[Start Data shown]
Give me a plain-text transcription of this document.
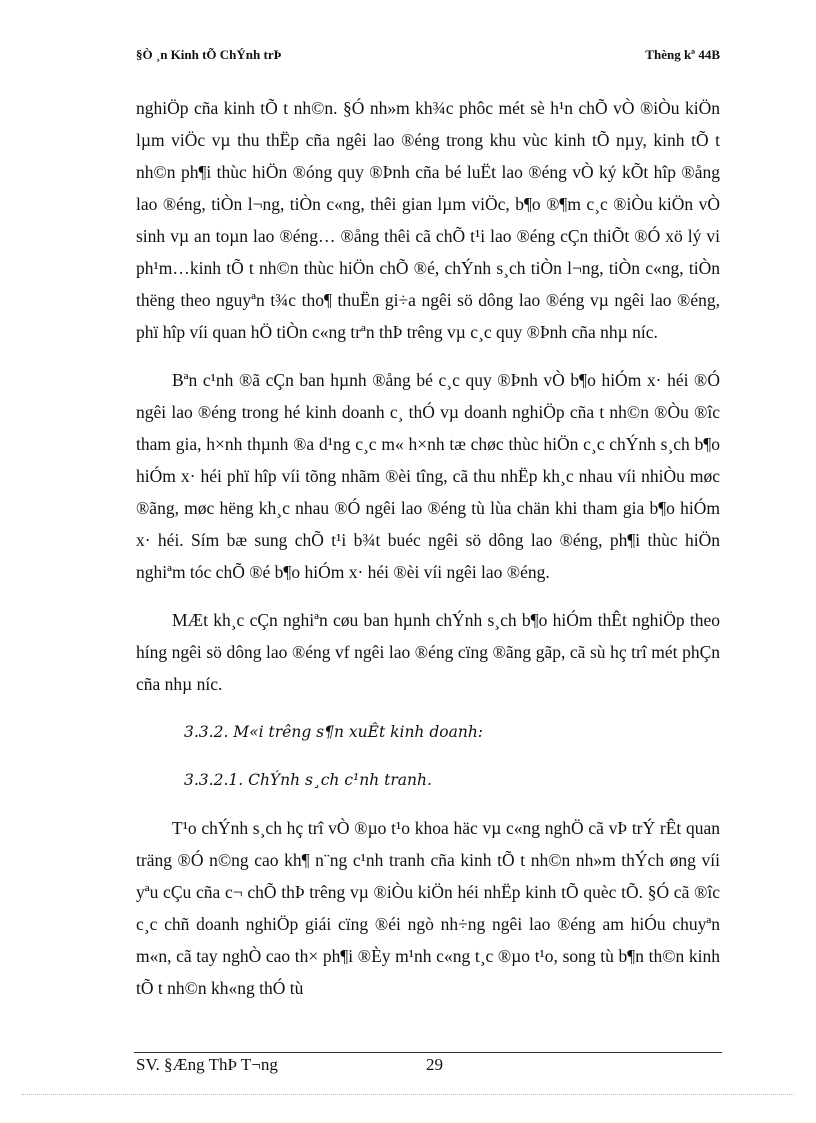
§Ò ¸n Kinh tÕ ChÝnh trÞ	Thèng kª 44B

nghiÖp cña kinh tÕ t nh©n. §Ó nh»m kh¾c phôc mét sè h¹n chÕ vÒ ®iÒu kiÖn lµm viÖc vµ thu thËp cña ngêi lao ®éng trong khu vùc kinh tÕ nµy, kinh tÕ t nh©n ph¶i thùc hiÖn ®óng quy ®Þnh cña bé luËt lao ®éng vÒ ký kÕt hîp ®ång lao ®éng, tiÒn l¬ng, tiÒn c«ng, thêi gian lµm viÖc, b¶o ®¶m c¸c ®iÒu kiÖn vÒ sinh vµ an toµn lao ®éng… ®ång thêi cã chÕ t¹i lao ®éng cÇn thiÕt ®Ó xö lý vi ph¹m…kinh tÕ t nh©n thùc hiÖn chÕ ®é, chÝnh s¸ch tiÒn l¬ng, tiÒn c«ng, tiÒn thëng theo nguyªn t¾c tho¶ thuËn gi÷a ngêi sö dông lao ®éng vµ ngêi lao ®éng, phï hîp víi quan hÖ tiÒn c«ng trªn thÞ trêng vµ c¸c quy ®Þnh cña nhµ níc.

Bªn c¹nh ®ã cÇn ban hµnh ®ång bé c¸c quy ®Þnh vÒ b¶o hiÓm x· héi ®Ó ngêi lao ®éng trong hé kinh doanh c¸ thÓ vµ doanh nghiÖp cña t nh©n ®Òu ®îc tham gia, h×nh thµnh ®a d¹ng c¸c m« h×nh tæ chøc thùc hiÖn c¸c chÝnh s¸ch b¶o hiÓm x· héi phï hîp víi tõng nhãm ®èi tîng, cã thu nhËp kh¸c nhau víi nhiÒu møc ®ãng, møc hëng kh¸c nhau ®Ó ngêi lao ®éng tù lùa chän khi tham gia b¶o hiÓm x· héi. Sím bæ sung chÕ t¹i b¾t buéc ngêi sö dông lao ®éng, ph¶i thùc hiÖn nghiªm tóc chÕ ®é b¶o hiÓm x· héi ®èi víi ngêi lao ®éng.

MÆt kh¸c cÇn nghiªn cøu ban hµnh chÝnh s¸ch b¶o hiÓm thÊt nghiÖp theo híng ngêi sö dông lao ®éng vf ngêi lao ®éng cïng ®ãng gãp, cã sù hç trî mét phÇn cña nhµ níc.

3.3.2. M«i trêng s¶n xuÊt kinh doanh:

3.3.2.1. ChÝnh s¸ch c¹nh tranh.

T¹o chÝnh s¸ch hç trî vÒ ®µo t¹o khoa häc vµ c«ng nghÖ cã vÞ trÝ rÊt quan träng ®Ó n©ng cao kh¶ n¨ng c¹nh tranh cña kinh tÕ t nh©n nh»m thÝch øng víi yªu cÇu cña c¬ chÕ thÞ trêng vµ ®iÒu kiÖn héi nhËp kinh tÕ quèc tÕ. §Ó cã ®îc c¸c chñ doanh nghiÖp giái cïng ®éi ngò nh÷ng ngêi lao ®éng am hiÓu chuyªn m«n, cã tay nghÒ cao th× ph¶i ®Èy m¹nh c«ng t¸c ®µo t¹o, song tù b¶n th©n kinh tÕ t nh©n kh«ng thÓ tù

SV. §Æng ThÞ T¬ng	29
[End Data shown]
Problem statement »
Each line of the data should be quoted exactly, with pictures left out.

Full output »
Give me a plain-text transcription of this document.
§Ò ¸n Kinh tÕ ChÝnh trÞ	Thèng kª 44B

nghiÖp cña kinh tÕ t nh©n. §Ó nh»m kh¾c phôc mét sè h¹n chÕ vÒ ®iÒu kiÖn lµm viÖc vµ thu thËp cña ngêi lao ®éng trong khu vùc kinh tÕ nµy, kinh tÕ t nh©n ph¶i thùc hiÖn ®óng quy ®Þnh cña bé luËt lao ®éng vÒ ký kÕt hîp ®ång lao ®éng, tiÒn l¬ng, tiÒn c«ng, thêi gian lµm viÖc, b¶o ®¶m c¸c ®iÒu kiÖn vÒ sinh vµ an toµn lao ®éng… ®ång thêi cã chÕ t¹i lao ®éng cÇn thiÕt ®Ó xö lý vi ph¹m…kinh tÕ t nh©n thùc hiÖn chÕ ®é, chÝnh s¸ch tiÒn l¬ng, tiÒn c«ng, tiÒn thëng theo nguyªn t¾c tho¶ thuËn gi÷a ngêi sö dông lao ®éng vµ ngêi lao ®éng, phï hîp víi quan hÖ tiÒn c«ng trªn thÞ trêng vµ c¸c quy ®Þnh cña nhµ níc.

Bªn c¹nh ®ã cÇn ban hµnh ®ång bé c¸c quy ®Þnh vÒ b¶o hiÓm x· héi ®Ó ngêi lao ®éng trong hé kinh doanh c¸ thÓ vµ doanh nghiÖp cña t nh©n ®Òu ®îc tham gia, h×nh thµnh ®a d¹ng c¸c m« h×nh tæ chøc thùc hiÖn c¸c chÝnh s¸ch b¶o hiÓm x· héi phï hîp víi tõng nhãm ®èi tîng, cã thu nhËp kh¸c nhau víi nhiÒu møc ®ãng, møc hëng kh¸c nhau ®Ó ngêi lao ®éng tù lùa chän khi tham gia b¶o hiÓm x· héi. Sím bæ sung chÕ t¹i b¾t buéc ngêi sö dông lao ®éng, ph¶i thùc hiÖn nghiªm tóc chÕ ®é b¶o hiÓm x· héi ®èi víi ngêi lao ®éng.

MÆt kh¸c cÇn nghiªn cøu ban hµnh chÝnh s¸ch b¶o hiÓm thÊt nghiÖp theo híng ngêi sö dông lao ®éng vf ngêi lao ®éng cïng ®ãng gãp, cã sù hç trî mét phÇn cña nhµ níc.

3.3.2. M«i trêng s¶n xuÊt kinh doanh:

3.3.2.1. ChÝnh s¸ch c¹nh tranh.

T¹o chÝnh s¸ch hç trî vÒ ®µo t¹o khoa häc vµ c«ng nghÖ cã vÞ trÝ rÊt quan träng ®Ó n©ng cao kh¶ n¨ng c¹nh tranh cña kinh tÕ t nh©n nh»m thÝch øng víi yªu cÇu cña c¬ chÕ thÞ trêng vµ ®iÒu kiÖn héi nhËp kinh tÕ quèc tÕ. §Ó cã ®îc c¸c chñ doanh nghiÖp giái cïng ®éi ngò nh÷ng ngêi lao ®éng am hiÓu chuyªn m«n, cã tay nghÒ cao th× ph¶i ®Èy m¹nh c«ng t¸c ®µo t¹o, song tù b¶n th©n kinh tÕ t nh©n kh«ng thÓ tù

SV. §Æng ThÞ T¬ng	29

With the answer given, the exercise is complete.